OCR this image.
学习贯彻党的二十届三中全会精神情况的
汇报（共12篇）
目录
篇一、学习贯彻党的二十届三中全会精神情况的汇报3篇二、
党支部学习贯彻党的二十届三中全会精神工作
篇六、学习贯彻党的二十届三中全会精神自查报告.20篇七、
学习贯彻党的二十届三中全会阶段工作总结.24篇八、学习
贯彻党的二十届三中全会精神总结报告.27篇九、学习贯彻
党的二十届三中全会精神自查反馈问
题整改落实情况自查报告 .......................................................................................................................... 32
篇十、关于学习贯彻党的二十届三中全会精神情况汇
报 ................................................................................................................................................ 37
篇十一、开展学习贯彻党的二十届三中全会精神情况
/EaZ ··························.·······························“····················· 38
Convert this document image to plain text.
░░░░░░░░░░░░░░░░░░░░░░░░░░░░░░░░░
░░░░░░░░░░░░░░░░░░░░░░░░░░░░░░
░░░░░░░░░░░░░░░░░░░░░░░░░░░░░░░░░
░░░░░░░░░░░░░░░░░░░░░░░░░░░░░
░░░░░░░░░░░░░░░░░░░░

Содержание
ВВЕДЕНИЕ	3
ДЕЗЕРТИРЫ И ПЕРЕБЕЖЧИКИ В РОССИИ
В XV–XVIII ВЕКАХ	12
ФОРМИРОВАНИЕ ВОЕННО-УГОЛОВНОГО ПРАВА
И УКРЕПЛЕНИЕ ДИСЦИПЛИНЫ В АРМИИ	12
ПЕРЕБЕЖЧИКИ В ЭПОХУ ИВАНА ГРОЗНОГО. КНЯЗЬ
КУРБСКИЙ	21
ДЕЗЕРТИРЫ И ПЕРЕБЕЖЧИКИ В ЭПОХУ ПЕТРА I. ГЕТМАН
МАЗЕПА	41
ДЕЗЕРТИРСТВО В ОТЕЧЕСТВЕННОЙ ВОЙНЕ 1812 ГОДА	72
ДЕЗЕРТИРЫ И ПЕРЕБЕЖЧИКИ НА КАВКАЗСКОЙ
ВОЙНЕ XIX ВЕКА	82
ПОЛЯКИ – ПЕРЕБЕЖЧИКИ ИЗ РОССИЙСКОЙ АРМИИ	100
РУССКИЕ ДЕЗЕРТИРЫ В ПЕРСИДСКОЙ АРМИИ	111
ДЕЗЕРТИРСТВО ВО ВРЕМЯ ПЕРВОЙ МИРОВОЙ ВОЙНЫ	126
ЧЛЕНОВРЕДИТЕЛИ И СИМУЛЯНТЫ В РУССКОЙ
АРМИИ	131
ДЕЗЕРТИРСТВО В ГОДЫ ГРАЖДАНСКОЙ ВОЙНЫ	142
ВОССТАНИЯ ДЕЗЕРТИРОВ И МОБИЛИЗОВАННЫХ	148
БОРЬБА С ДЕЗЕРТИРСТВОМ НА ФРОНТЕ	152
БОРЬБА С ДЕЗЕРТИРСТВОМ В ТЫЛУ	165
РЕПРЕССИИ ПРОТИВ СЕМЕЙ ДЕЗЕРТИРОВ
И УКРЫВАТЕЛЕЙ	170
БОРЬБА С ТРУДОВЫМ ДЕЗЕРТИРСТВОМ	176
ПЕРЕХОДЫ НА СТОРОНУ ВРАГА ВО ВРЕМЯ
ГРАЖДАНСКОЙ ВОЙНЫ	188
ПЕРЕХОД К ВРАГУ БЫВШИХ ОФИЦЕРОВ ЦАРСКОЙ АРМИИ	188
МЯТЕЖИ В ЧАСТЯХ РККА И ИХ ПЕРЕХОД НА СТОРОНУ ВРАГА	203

= = = = =

=== Objective ===
Above are the records. Identify each line that contains the word "ГРАЖДАНСКОЙ".

=== Final answer ===
ДЕЗЕРТИРСТВО В ГОДЫ ГРАЖДАНСКОЙ ВОЙНЫ	142
ГРАЖДАНСКОЙ ВОЙНЫ	188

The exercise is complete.